__What you need to do__. Images appear in the records below; leave them out and repeat everything else exactly.

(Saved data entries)

########

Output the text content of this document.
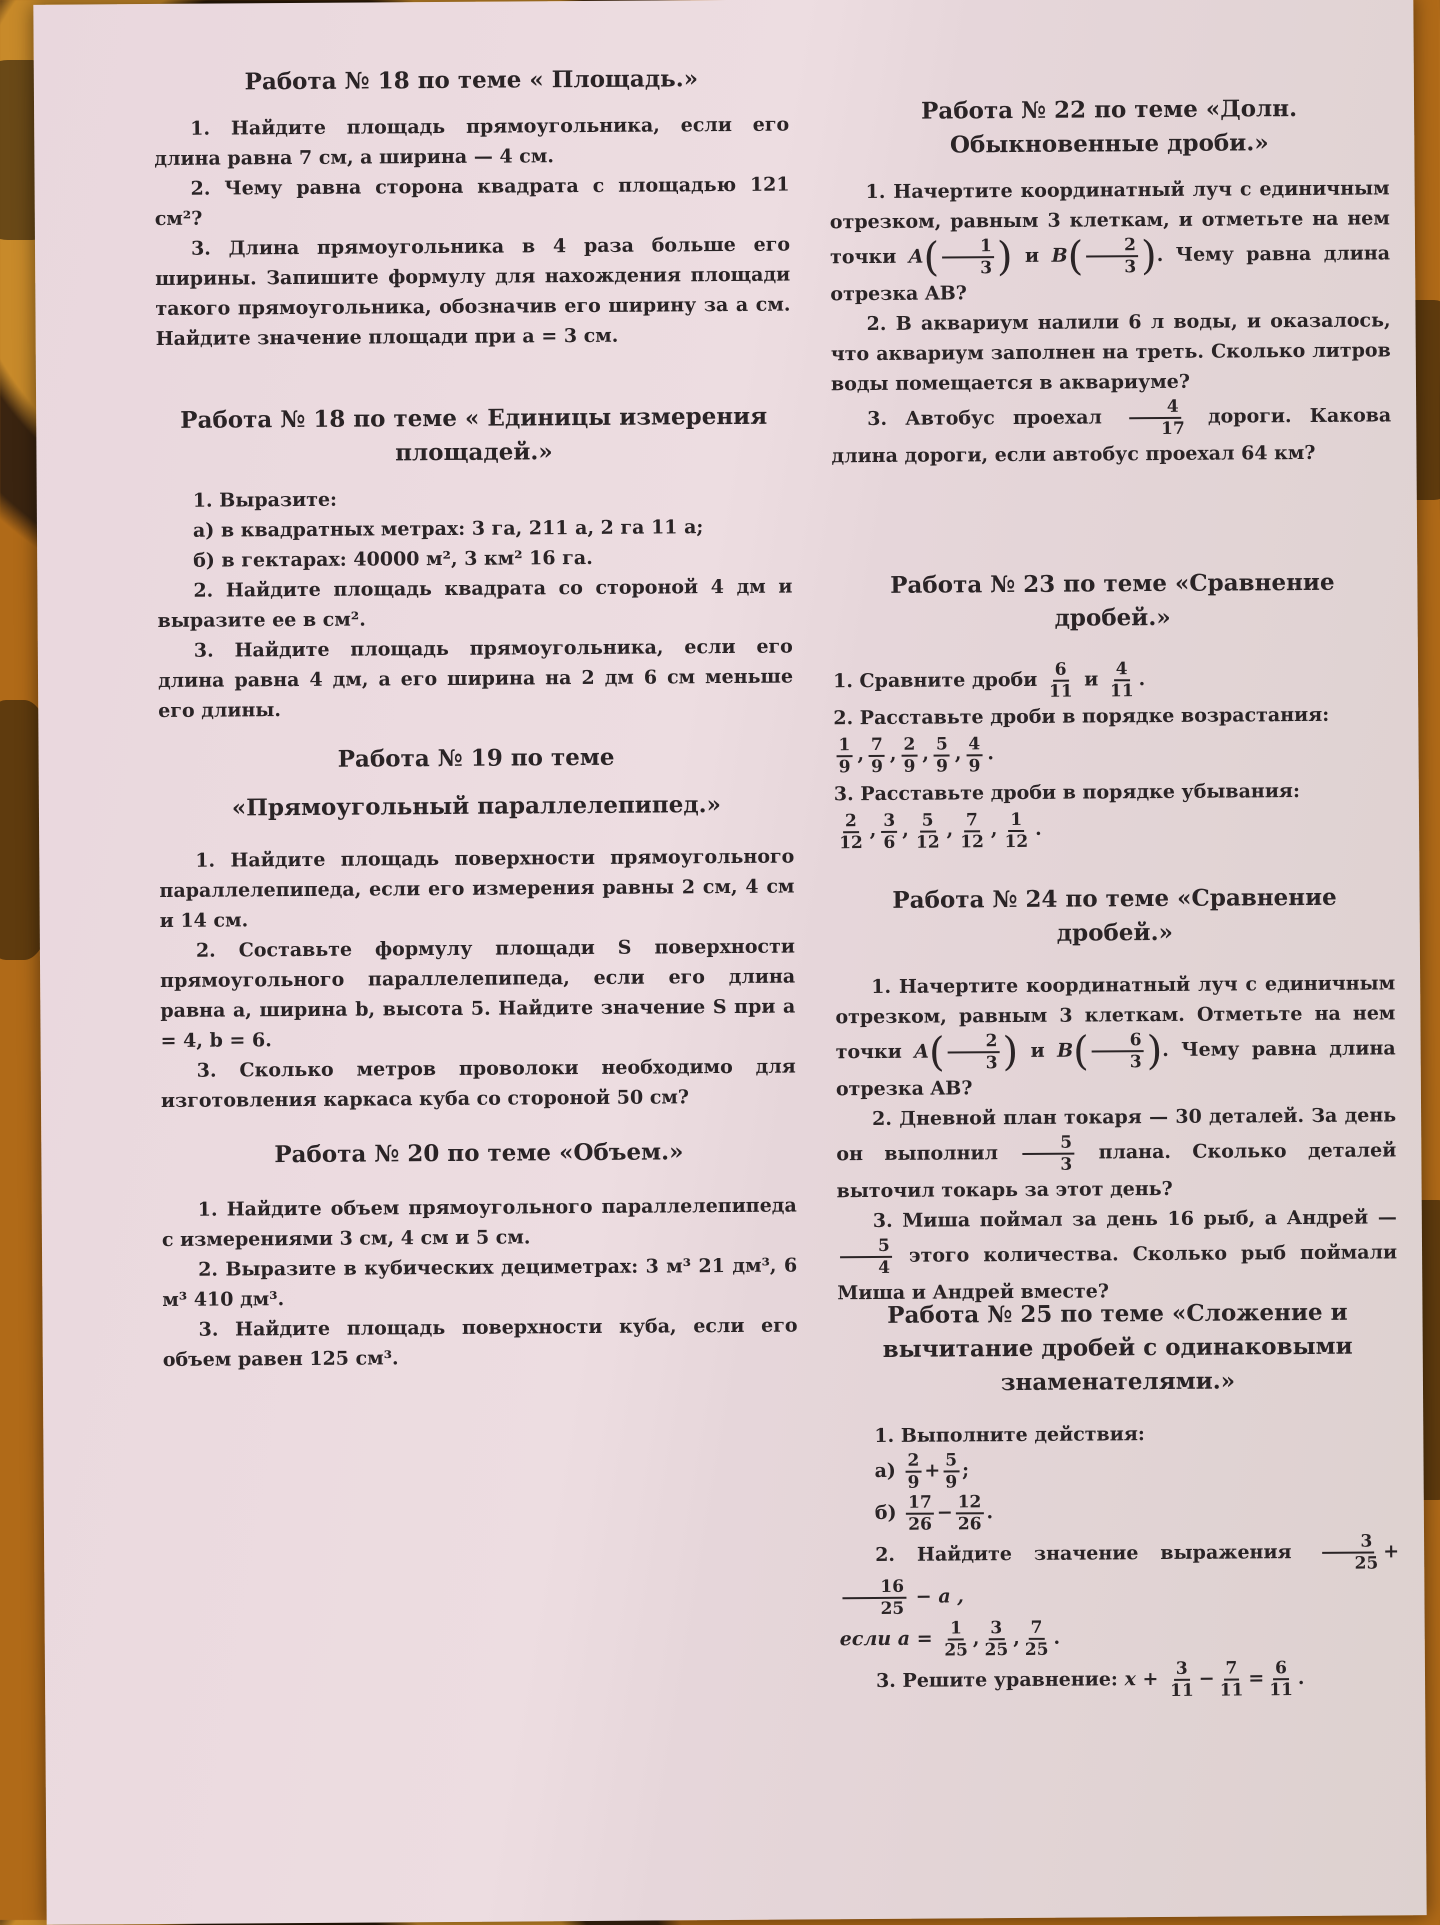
Работа № 18 по теме « Площадь.»

1. Найдите площадь прямоугольника, если его длина равна 7 см, а ширина — 4 см.

2. Чему равна сторона квадрата с площадью 121 см²?

3. Длина прямоугольника в 4 раза больше его ширины. Запишите формулу для нахождения площади такого прямоугольника, обозначив его ширину за a см. Найдите значение площади при a = 3 см.

Работа № 18 по теме « Единицы измерения площадей.»

1. Выразите:

а) в квадратных метрах: 3 га, 211 а, 2 га 11 а;

б) в гектарах: 40000 м², 3 км² 16 га.

2. Найдите площадь квадрата со стороной 4 дм и выразите ее в см².

3. Найдите площадь прямоугольника, если его длина равна 4 дм, а его ширина на 2 дм 6 см меньше его длины.

Работа № 19 по теме

«Прямоугольный параллелепипед.»

1. Найдите площадь поверхности прямоугольного параллелепипеда, если его измерения равны 2 см, 4 см и 14 см.

2. Составьте формулу площади S поверхности прямоугольного параллелепипеда, если его длина равна a, ширина b, высота 5. Найдите значение S при a = 4, b = 6.

3. Сколько метров проволоки необходимо для изготовления каркаса куба со стороной 50 см?

Работа № 20 по теме «Объем.»

1. Найдите объем прямоугольного параллелепипеда с измерениями 3 см, 4 см и 5 см.

2. Выразите в кубических дециметрах: 3 м³ 21 дм³, 6 м³ 410 дм³.

3. Найдите площадь поверхности куба, если его объем равен 125 см³.

Работа № 22 по теме «Долн. Обыкновенные дроби.»

1. Начертите координатный луч с единичным отрезком, равным 3 клеткам, и отметьте на нем точки $A( \frac{1}{3}$ ) и $B( \frac{2}{3}$ ). Чему равна длина отрезка AB?

2. В аквариум налили 6 л воды, и оказалось, что аквариум заполнен на треть. Сколько литров воды помещается в аквариуме?

3. Автобус проехал $\frac{4}{17}$ дороги. Какова длина дороги, если автобус проехал 64 км?

Работа № 23 по теме «Сравнение дробей.»

1. Сравните дроби $\frac{6}{11}$ и $\frac{4}{11}$ .

2. Расставьте дроби в порядке возрастания:

$\frac{1}{9}$ , $\frac{7}{9}$ , $\frac{2}{9}$ , $\frac{5}{9}$ , $\frac{4}{9}$ .

3. Расставьте дроби в порядке убывания:

$\frac{2}{12}$ , $\frac{3}{6}$ , $\frac{5}{12}$ , $\frac{7}{12}$ , $\frac{1}{12}$ .

Работа № 24 по теме «Сравнение дробей.»

1. Начертите координатный луч с единичным отрезком, равным 3 клеткам. Отметьте на нем точки $A( \frac{2}{3}$ ) и $B( \frac{6}{3}$ ). Чему равна длина отрезка AB?

2. Дневной план токаря — 30 деталей. За день он выполнил $\frac{5}{3}$ плана. Сколько деталей выточил токарь за этот день?

3. Миша поймал за день 16 рыб, а Андрей —
$\frac{5}{4}$ этого количества. Сколько рыб поймали Миша и Андрей вместе?

Работа № 25 по теме «Сложение и вычитание дробей с одинаковыми знаменателями.»

1. Выполните действия:

$а) \frac{2}{9} + \frac{5}{9}$ ;

$б) \frac{17}{26} - \frac{12}{26}$ .

2. Найдите значение выражения $\frac{3}{25}$ +
$\frac{16}{25} - a$ ,

если $a = \frac{1}{25}$ , $\frac{3}{25}$ , $\frac{7}{25}$ .

3. Решите уравнение: $x + \frac{3}{11} - \frac{7}{11} = \frac{6}{11}$ .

########

__Response to this exercise__.
Output the text content of this document.
Работа № 18 по теме « Площадь.»

1. Найдите площадь прямоугольника, если его длина равна 7 см, а ширина — 4 см.

2. Чему равна сторона квадрата с площадью 121 см²?

3. Длина прямоугольника в 4 раза больше его ширины. Запишите формулу для нахождения площади такого прямоугольника, обозначив его ширину за a см. Найдите значение площади при a = 3 см.

Работа № 18 по теме « Единицы измерения площадей.»

1. Выразите:

а) в квадратных метрах: 3 га, 211 а, 2 га 11 а;

б) в гектарах: 40000 м², 3 км² 16 га.

2. Найдите площадь квадрата со стороной 4 дм и выразите ее в см².

3. Найдите площадь прямоугольника, если его длина равна 4 дм, а его ширина на 2 дм 6 см меньше его длины.

Работа № 19 по теме

«Прямоугольный параллелепипед.»

1. Найдите площадь поверхности прямоугольного параллелепипеда, если его измерения равны 2 см, 4 см и 14 см.

2. Составьте формулу площади S поверхности прямоугольного параллелепипеда, если его длина равна a, ширина b, высота 5. Найдите значение S при a = 4, b = 6.

3. Сколько метров проволоки необходимо для изготовления каркаса куба со стороной 50 см?

Работа № 20 по теме «Объем.»

1. Найдите объем прямоугольного параллелепипеда с измерениями 3 см, 4 см и 5 см.

2. Выразите в кубических дециметрах: 3 м³ 21 дм³, 6 м³ 410 дм³.

3. Найдите площадь поверхности куба, если его объем равен 125 см³.

Работа № 22 по теме «Долн. Обыкновенные дроби.»

1. Начертите координатный луч с единичным отрезком, равным 3 клеткам, и отметьте на нем точки $A( \frac{1}{3}$ ) и $B( \frac{2}{3}$ ). Чему равна длина отрезка AB?

2. В аквариум налили 6 л воды, и оказалось, что аквариум заполнен на треть. Сколько литров воды помещается в аквариуме?

3. Автобус проехал $\frac{4}{17}$ дороги. Какова длина дороги, если автобус проехал 64 км?

Работа № 23 по теме «Сравнение дробей.»

1. Сравните дроби $\frac{6}{11}$ и $\frac{4}{11}$ .

2. Расставьте дроби в порядке возрастания:

$\frac{1}{9}$ , $\frac{7}{9}$ , $\frac{2}{9}$ , $\frac{5}{9}$ , $\frac{4}{9}$ .

3. Расставьте дроби в порядке убывания:

$\frac{2}{12}$ , $\frac{3}{6}$ , $\frac{5}{12}$ , $\frac{7}{12}$ , $\frac{1}{12}$ .

Работа № 24 по теме «Сравнение дробей.»

1. Начертите координатный луч с единичным отрезком, равным 3 клеткам. Отметьте на нем точки $A( \frac{2}{3}$ ) и $B( \frac{6}{3}$ ). Чему равна длина отрезка AB?

2. Дневной план токаря — 30 деталей. За день он выполнил $\frac{5}{3}$ плана. Сколько деталей выточил токарь за этот день?

3. Миша поймал за день 16 рыб, а Андрей —
$\frac{5}{4}$ этого количества. Сколько рыб поймали Миша и Андрей вместе?

Работа № 25 по теме «Сложение и вычитание дробей с одинаковыми знаменателями.»

1. Выполните действия:

$а) \frac{2}{9} + \frac{5}{9}$ ;

$б) \frac{17}{26} - \frac{12}{26}$ .

2. Найдите значение выражения $\frac{3}{25}$ +
$\frac{16}{25} - a$ ,

если $a = \frac{1}{25}$ , $\frac{3}{25}$ , $\frac{7}{25}$ .

3. Решите уравнение: $x + \frac{3}{11} - \frac{7}{11} = \frac{6}{11}$ .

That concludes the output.